* **REQUIREMENT**
Transcribe every record that appears below, exactly and in full.
-- start --
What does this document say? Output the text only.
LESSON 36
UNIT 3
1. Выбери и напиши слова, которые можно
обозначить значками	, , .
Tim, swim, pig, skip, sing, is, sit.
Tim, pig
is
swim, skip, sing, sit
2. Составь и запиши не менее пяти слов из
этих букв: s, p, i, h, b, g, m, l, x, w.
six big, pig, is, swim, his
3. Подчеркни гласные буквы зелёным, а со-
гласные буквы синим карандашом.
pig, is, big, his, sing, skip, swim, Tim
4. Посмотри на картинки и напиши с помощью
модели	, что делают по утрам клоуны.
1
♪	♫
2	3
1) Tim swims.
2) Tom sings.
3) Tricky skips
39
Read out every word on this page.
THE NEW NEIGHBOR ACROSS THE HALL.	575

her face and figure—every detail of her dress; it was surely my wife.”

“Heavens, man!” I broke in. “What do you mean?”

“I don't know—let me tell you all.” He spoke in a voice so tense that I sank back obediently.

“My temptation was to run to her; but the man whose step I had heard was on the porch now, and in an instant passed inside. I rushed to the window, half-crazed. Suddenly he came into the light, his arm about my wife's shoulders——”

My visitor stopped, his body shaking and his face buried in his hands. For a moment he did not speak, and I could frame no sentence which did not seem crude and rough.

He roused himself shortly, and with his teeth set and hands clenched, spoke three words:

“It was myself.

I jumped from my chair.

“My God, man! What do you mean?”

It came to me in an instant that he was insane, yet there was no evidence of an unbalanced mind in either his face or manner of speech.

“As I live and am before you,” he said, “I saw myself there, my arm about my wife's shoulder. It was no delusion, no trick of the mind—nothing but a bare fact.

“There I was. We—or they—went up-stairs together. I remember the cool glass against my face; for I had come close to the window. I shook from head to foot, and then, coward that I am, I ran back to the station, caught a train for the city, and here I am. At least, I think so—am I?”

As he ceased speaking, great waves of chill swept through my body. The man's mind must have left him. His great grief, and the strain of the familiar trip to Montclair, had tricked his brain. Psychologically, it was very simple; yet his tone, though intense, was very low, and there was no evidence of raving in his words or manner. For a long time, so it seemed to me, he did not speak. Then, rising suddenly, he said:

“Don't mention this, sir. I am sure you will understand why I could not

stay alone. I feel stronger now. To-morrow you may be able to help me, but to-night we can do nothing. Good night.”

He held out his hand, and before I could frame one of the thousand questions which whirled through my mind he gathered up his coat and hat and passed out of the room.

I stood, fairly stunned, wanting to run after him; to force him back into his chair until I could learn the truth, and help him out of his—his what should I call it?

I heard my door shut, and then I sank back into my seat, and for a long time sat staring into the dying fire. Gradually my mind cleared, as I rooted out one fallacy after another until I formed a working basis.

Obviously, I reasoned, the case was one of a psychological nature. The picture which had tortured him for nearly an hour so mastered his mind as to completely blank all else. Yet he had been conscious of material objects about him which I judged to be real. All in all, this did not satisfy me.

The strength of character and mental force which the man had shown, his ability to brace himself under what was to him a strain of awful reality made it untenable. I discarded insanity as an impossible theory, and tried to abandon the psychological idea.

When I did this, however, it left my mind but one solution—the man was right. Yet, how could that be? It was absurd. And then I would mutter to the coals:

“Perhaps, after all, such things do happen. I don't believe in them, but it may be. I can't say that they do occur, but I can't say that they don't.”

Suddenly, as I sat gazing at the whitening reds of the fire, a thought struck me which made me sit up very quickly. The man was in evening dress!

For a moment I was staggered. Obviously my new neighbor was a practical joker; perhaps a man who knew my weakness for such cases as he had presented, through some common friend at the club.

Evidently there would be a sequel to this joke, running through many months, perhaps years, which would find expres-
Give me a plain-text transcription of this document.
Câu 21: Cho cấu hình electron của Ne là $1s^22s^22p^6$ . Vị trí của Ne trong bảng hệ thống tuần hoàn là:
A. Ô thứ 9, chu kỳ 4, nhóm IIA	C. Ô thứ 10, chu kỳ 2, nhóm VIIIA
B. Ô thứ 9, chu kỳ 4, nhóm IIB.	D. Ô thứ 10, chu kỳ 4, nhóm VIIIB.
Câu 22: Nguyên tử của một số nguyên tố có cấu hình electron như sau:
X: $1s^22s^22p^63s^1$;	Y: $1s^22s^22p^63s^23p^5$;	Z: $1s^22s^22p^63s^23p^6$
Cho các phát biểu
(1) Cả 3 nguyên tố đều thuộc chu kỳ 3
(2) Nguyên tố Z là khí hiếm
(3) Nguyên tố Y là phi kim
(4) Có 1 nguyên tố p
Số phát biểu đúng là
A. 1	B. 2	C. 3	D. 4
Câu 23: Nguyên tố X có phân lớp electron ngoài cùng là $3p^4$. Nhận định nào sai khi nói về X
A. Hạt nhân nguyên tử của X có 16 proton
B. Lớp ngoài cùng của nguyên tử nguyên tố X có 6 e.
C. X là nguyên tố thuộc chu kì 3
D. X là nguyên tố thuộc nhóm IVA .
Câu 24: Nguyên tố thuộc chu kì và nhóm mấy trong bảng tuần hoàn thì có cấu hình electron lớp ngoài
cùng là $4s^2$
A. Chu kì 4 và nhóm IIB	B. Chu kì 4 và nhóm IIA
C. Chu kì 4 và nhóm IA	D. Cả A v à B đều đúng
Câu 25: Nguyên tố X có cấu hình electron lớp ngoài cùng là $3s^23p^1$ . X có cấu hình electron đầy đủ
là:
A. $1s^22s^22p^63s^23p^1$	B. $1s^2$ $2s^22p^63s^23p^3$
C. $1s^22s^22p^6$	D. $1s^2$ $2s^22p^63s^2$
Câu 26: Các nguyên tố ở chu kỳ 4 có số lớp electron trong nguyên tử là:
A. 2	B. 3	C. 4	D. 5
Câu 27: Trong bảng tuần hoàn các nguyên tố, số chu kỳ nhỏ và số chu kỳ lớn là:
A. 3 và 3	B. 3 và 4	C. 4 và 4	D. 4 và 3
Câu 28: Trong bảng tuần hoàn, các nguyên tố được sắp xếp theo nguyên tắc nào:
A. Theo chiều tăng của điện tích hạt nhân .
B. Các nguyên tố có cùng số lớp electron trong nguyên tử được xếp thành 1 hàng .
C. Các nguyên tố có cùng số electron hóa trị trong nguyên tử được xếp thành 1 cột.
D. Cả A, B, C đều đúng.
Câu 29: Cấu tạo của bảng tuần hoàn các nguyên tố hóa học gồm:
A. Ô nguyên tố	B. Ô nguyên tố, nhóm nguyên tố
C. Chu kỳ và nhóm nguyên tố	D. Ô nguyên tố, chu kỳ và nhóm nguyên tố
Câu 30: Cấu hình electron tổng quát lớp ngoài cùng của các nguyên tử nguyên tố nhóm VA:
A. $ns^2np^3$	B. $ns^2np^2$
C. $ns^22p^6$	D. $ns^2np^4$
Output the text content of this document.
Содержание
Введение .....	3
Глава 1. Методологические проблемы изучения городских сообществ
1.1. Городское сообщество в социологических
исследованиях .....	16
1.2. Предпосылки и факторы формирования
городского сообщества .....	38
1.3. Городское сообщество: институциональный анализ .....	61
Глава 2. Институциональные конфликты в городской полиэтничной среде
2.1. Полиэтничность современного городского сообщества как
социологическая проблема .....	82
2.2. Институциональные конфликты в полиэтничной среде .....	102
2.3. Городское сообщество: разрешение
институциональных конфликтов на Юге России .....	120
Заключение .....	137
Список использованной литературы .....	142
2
-- end --
* **FINISHED EXERCISE**
What does this document say? Output the text only.
LESSON 36
UNIT 3
1. Выбери и напиши слова, которые можно
обозначить значками	, , .
Tim, swim, pig, skip, sing, is, sit.
Tim, pig
is
swim, skip, sing, sit
2. Составь и запиши не менее пяти слов из
этих букв: s, p, i, h, b, g, m, l, x, w.
six big, pig, is, swim, his
3. Подчеркни гласные буквы зелёным, а со-
гласные буквы синим карандашом.
pig, is, big, his, sing, skip, swim, Tim
4. Посмотри на картинки и напиши с помощью
модели	, что делают по утрам клоуны.
1
♪	♫
2	3
1) Tim swims.
2) Tom sings.
3) Tricky skips
39
Read out every word on this page.
THE NEW NEIGHBOR ACROSS THE HALL.	575

her face and figure—every detail of her dress; it was surely my wife.”

“Heavens, man!” I broke in. “What do you mean?”

“I don't know—let me tell you all.” He spoke in a voice so tense that I sank back obediently.

“My temptation was to run to her; but the man whose step I had heard was on the porch now, and in an instant passed inside. I rushed to the window, half-crazed. Suddenly he came into the light, his arm about my wife's shoulders——”

My visitor stopped, his body shaking and his face buried in his hands. For a moment he did not speak, and I could frame no sentence which did not seem crude and rough.

He roused himself shortly, and with his teeth set and hands clenched, spoke three words:

“It was myself.

I jumped from my chair.

“My God, man! What do you mean?”

It came to me in an instant that he was insane, yet there was no evidence of an unbalanced mind in either his face or manner of speech.

“As I live and am before you,” he said, “I saw myself there, my arm about my wife's shoulder. It was no delusion, no trick of the mind—nothing but a bare fact.

“There I was. We—or they—went up-stairs together. I remember the cool glass against my face; for I had come close to the window. I shook from head to foot, and then, coward that I am, I ran back to the station, caught a train for the city, and here I am. At least, I think so—am I?”

As he ceased speaking, great waves of chill swept through my body. The man's mind must have left him. His great grief, and the strain of the familiar trip to Montclair, had tricked his brain. Psychologically, it was very simple; yet his tone, though intense, was very low, and there was no evidence of raving in his words or manner. For a long time, so it seemed to me, he did not speak. Then, rising suddenly, he said:

“Don't mention this, sir. I am sure you will understand why I could not

stay alone. I feel stronger now. To-morrow you may be able to help me, but to-night we can do nothing. Good night.”

He held out his hand, and before I could frame one of the thousand questions which whirled through my mind he gathered up his coat and hat and passed out of the room.

I stood, fairly stunned, wanting to run after him; to force him back into his chair until I could learn the truth, and help him out of his—his what should I call it?

I heard my door shut, and then I sank back into my seat, and for a long time sat staring into the dying fire. Gradually my mind cleared, as I rooted out one fallacy after another until I formed a working basis.

Obviously, I reasoned, the case was one of a psychological nature. The picture which had tortured him for nearly an hour so mastered his mind as to completely blank all else. Yet he had been conscious of material objects about him which I judged to be real. All in all, this did not satisfy me.

The strength of character and mental force which the man had shown, his ability to brace himself under what was to him a strain of awful reality made it untenable. I discarded insanity as an impossible theory, and tried to abandon the psychological idea.

When I did this, however, it left my mind but one solution—the man was right. Yet, how could that be? It was absurd. And then I would mutter to the coals:

“Perhaps, after all, such things do happen. I don't believe in them, but it may be. I can't say that they do occur, but I can't say that they don't.”

Suddenly, as I sat gazing at the whitening reds of the fire, a thought struck me which made me sit up very quickly. The man was in evening dress!

For a moment I was staggered. Obviously my new neighbor was a practical joker; perhaps a man who knew my weakness for such cases as he had presented, through some common friend at the club.

Evidently there would be a sequel to this joke, running through many months, perhaps years, which would find expres-
Give me a plain-text transcription of this document.
Câu 21: Cho cấu hình electron của Ne là $1s^22s^22p^6$ . Vị trí của Ne trong bảng hệ thống tuần hoàn là:
A. Ô thứ 9, chu kỳ 4, nhóm IIA	C. Ô thứ 10, chu kỳ 2, nhóm VIIIA
B. Ô thứ 9, chu kỳ 4, nhóm IIB.	D. Ô thứ 10, chu kỳ 4, nhóm VIIIB.
Câu 22: Nguyên tử của một số nguyên tố có cấu hình electron như sau:
X: $1s^22s^22p^63s^1$;	Y: $1s^22s^22p^63s^23p^5$;	Z: $1s^22s^22p^63s^23p^6$
Cho các phát biểu
(1) Cả 3 nguyên tố đều thuộc chu kỳ 3
(2) Nguyên tố Z là khí hiếm
(3) Nguyên tố Y là phi kim
(4) Có 1 nguyên tố p
Số phát biểu đúng là
A. 1	B. 2	C. 3	D. 4
Câu 23: Nguyên tố X có phân lớp electron ngoài cùng là $3p^4$. Nhận định nào sai khi nói về X
A. Hạt nhân nguyên tử của X có 16 proton
B. Lớp ngoài cùng của nguyên tử nguyên tố X có 6 e.
C. X là nguyên tố thuộc chu kì 3
D. X là nguyên tố thuộc nhóm IVA .
Câu 24: Nguyên tố thuộc chu kì và nhóm mấy trong bảng tuần hoàn thì có cấu hình electron lớp ngoài
cùng là $4s^2$
A. Chu kì 4 và nhóm IIB	B. Chu kì 4 và nhóm IIA
C. Chu kì 4 và nhóm IA	D. Cả A v à B đều đúng
Câu 25: Nguyên tố X có cấu hình electron lớp ngoài cùng là $3s^23p^1$ . X có cấu hình electron đầy đủ
là:
A. $1s^22s^22p^63s^23p^1$	B. $1s^2$ $2s^22p^63s^23p^3$
C. $1s^22s^22p^6$	D. $1s^2$ $2s^22p^63s^2$
Câu 26: Các nguyên tố ở chu kỳ 4 có số lớp electron trong nguyên tử là:
A. 2	B. 3	C. 4	D. 5
Câu 27: Trong bảng tuần hoàn các nguyên tố, số chu kỳ nhỏ và số chu kỳ lớn là:
A. 3 và 3	B. 3 và 4	C. 4 và 4	D. 4 và 3
Câu 28: Trong bảng tuần hoàn, các nguyên tố được sắp xếp theo nguyên tắc nào:
A. Theo chiều tăng của điện tích hạt nhân .
B. Các nguyên tố có cùng số lớp electron trong nguyên tử được xếp thành 1 hàng .
C. Các nguyên tố có cùng số electron hóa trị trong nguyên tử được xếp thành 1 cột.
D. Cả A, B, C đều đúng.
Câu 29: Cấu tạo của bảng tuần hoàn các nguyên tố hóa học gồm:
A. Ô nguyên tố	B. Ô nguyên tố, nhóm nguyên tố
C. Chu kỳ và nhóm nguyên tố	D. Ô nguyên tố, chu kỳ và nhóm nguyên tố
Câu 30: Cấu hình electron tổng quát lớp ngoài cùng của các nguyên tử nguyên tố nhóm VA:
A. $ns^2np^3$	B. $ns^2np^2$
C. $ns^22p^6$	D. $ns^2np^4$
Output the text content of this document.
Содержание
Введение .....	3
Глава 1. Методологические проблемы изучения городских сообществ
1.1. Городское сообщество в социологических
исследованиях .....	16
1.2. Предпосылки и факторы формирования
городского сообщества .....	38
1.3. Городское сообщество: институциональный анализ .....	61
Глава 2. Институциональные конфликты в городской полиэтничной среде
2.1. Полиэтничность современного городского сообщества как
социологическая проблема .....	82
2.2. Институциональные конфликты в полиэтничной среде .....	102
2.3. Городское сообщество: разрешение
институциональных конфликтов на Юге России .....	120
Заключение .....	137
Список использованной литературы .....	142
2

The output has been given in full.